**Description of the task:** Set down every entry again word for word, please, but skip the pictures.

**Provided information:**
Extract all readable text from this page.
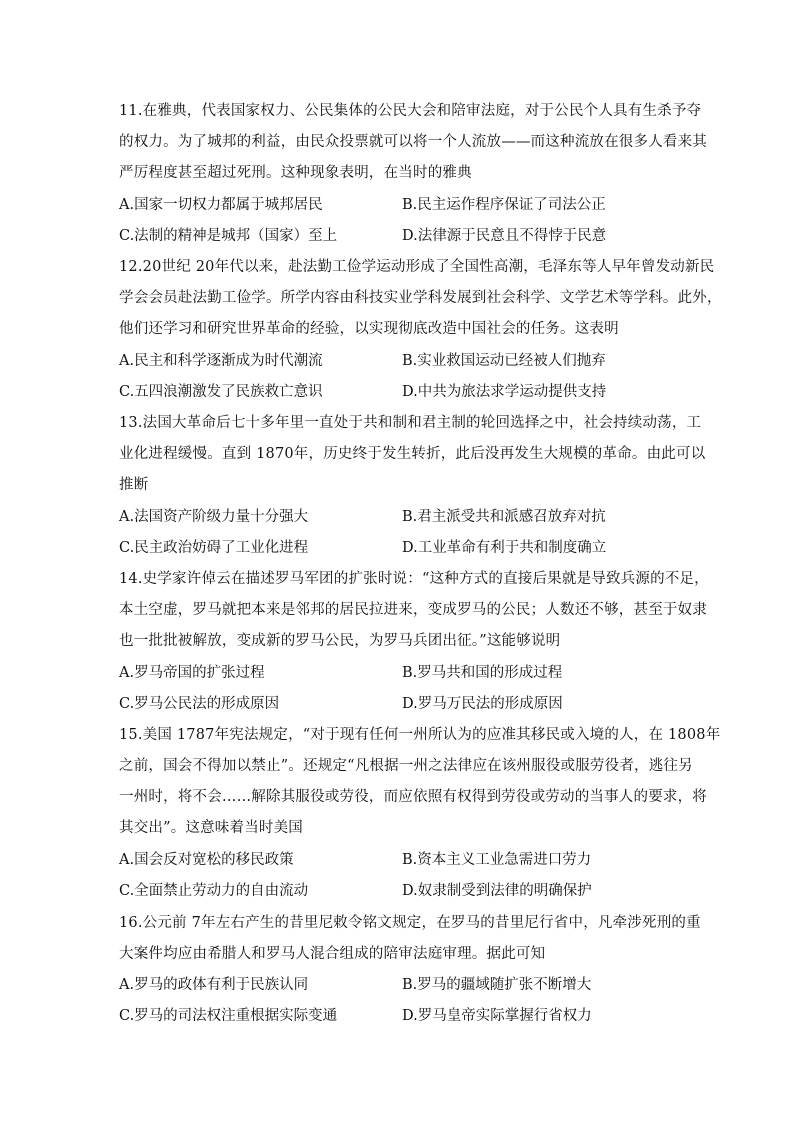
11.在雅典，代表国家权力、公民集体的公民大会和陪审法庭，对于公民个人具有生杀予夺
的权力。为了城邦的利益，由民众投票就可以将一个人流放——而这种流放在很多人看来其
严厉程度甚至超过死刑。这种现象表明，在当时的雅典
A.国家一切权力都属于城邦居民	B.民主运作程序保证了司法公正
C.法制的精神是城邦（国家）至上	D.法律源于民意且不得悖于民意
12.20世纪 20年代以来，赴法勤工俭学运动形成了全国性高潮，毛泽东等人早年曾发动新民
学会会员赴法勤工俭学。所学内容由科技实业学科发展到社会科学、文学艺术等学科。此外，
他们还学习和研究世界革命的经验，以实现彻底改造中国社会的任务。这表明
A.民主和科学逐渐成为时代潮流	B.实业救国运动已经被人们抛弃
C.五四浪潮激发了民族救亡意识	D.中共为旅法求学运动提供支持
13.法国大革命后七十多年里一直处于共和制和君主制的轮回选择之中，社会持续动荡，工
业化进程缓慢。直到 1870年，历史终于发生转折，此后没再发生大规模的革命。由此可以
推断
A.法国资产阶级力量十分强大	B.君主派受共和派感召放弃对抗
C.民主政治妨碍了工业化进程	D.工业革命有利于共和制度确立
14.史学家许倬云在描述罗马军团的扩张时说：“这种方式的直接后果就是导致兵源的不足，
本土空虚，罗马就把本来是邻邦的居民拉进来，变成罗马的公民；人数还不够，甚至于奴隶
也一批批被解放，变成新的罗马公民，为罗马兵团出征。”这能够说明
A.罗马帝国的扩张过程	B.罗马共和国的形成过程
C.罗马公民法的形成原因	D.罗马万民法的形成原因
15.美国 1787年宪法规定，“对于现有任何一州所认为的应准其移民或入境的人，在 1808年
之前，国会不得加以禁止”。还规定“凡根据一州之法律应在该州服役或服劳役者，逃往另
一州时，将不会……解除其服役或劳役，而应依照有权得到劳役或劳动的当事人的要求，将
其交出”。这意味着当时美国
A.国会反对宽松的移民政策	B.资本主义工业急需进口劳力
C.全面禁止劳动力的自由流动	D.奴隶制受到法律的明确保护
16.公元前 7年左右产生的昔里尼敕令铭文规定，在罗马的昔里尼行省中，凡牵涉死刑的重
大案件均应由希腊人和罗马人混合组成的陪审法庭审理。据此可知
A.罗马的政体有利于民族认同	B.罗马的疆域随扩张不断增大
C.罗马的司法权注重根据实际变通	D.罗马皇帝实际掌握行省权力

**Reply to the task:**
Extract all readable text from this page.
11.在雅典，代表国家权力、公民集体的公民大会和陪审法庭，对于公民个人具有生杀予夺
的权力。为了城邦的利益，由民众投票就可以将一个人流放——而这种流放在很多人看来其
严厉程度甚至超过死刑。这种现象表明，在当时的雅典
A.国家一切权力都属于城邦居民	B.民主运作程序保证了司法公正
C.法制的精神是城邦（国家）至上	D.法律源于民意且不得悖于民意
12.20世纪 20年代以来，赴法勤工俭学运动形成了全国性高潮，毛泽东等人早年曾发动新民
学会会员赴法勤工俭学。所学内容由科技实业学科发展到社会科学、文学艺术等学科。此外，
他们还学习和研究世界革命的经验，以实现彻底改造中国社会的任务。这表明
A.民主和科学逐渐成为时代潮流	B.实业救国运动已经被人们抛弃
C.五四浪潮激发了民族救亡意识	D.中共为旅法求学运动提供支持
13.法国大革命后七十多年里一直处于共和制和君主制的轮回选择之中，社会持续动荡，工
业化进程缓慢。直到 1870年，历史终于发生转折，此后没再发生大规模的革命。由此可以
推断
A.法国资产阶级力量十分强大	B.君主派受共和派感召放弃对抗
C.民主政治妨碍了工业化进程	D.工业革命有利于共和制度确立
14.史学家许倬云在描述罗马军团的扩张时说：“这种方式的直接后果就是导致兵源的不足，
本土空虚，罗马就把本来是邻邦的居民拉进来，变成罗马的公民；人数还不够，甚至于奴隶
也一批批被解放，变成新的罗马公民，为罗马兵团出征。”这能够说明
A.罗马帝国的扩张过程	B.罗马共和国的形成过程
C.罗马公民法的形成原因	D.罗马万民法的形成原因
15.美国 1787年宪法规定，“对于现有任何一州所认为的应准其移民或入境的人，在 1808年
之前，国会不得加以禁止”。还规定“凡根据一州之法律应在该州服役或服劳役者，逃往另
一州时，将不会……解除其服役或劳役，而应依照有权得到劳役或劳动的当事人的要求，将
其交出”。这意味着当时美国
A.国会反对宽松的移民政策	B.资本主义工业急需进口劳力
C.全面禁止劳动力的自由流动	D.奴隶制受到法律的明确保护
16.公元前 7年左右产生的昔里尼敕令铭文规定，在罗马的昔里尼行省中，凡牵涉死刑的重
大案件均应由希腊人和罗马人混合组成的陪审法庭审理。据此可知
A.罗马的政体有利于民族认同	B.罗马的疆域随扩张不断增大
C.罗马的司法权注重根据实际变通	D.罗马皇帝实际掌握行省权力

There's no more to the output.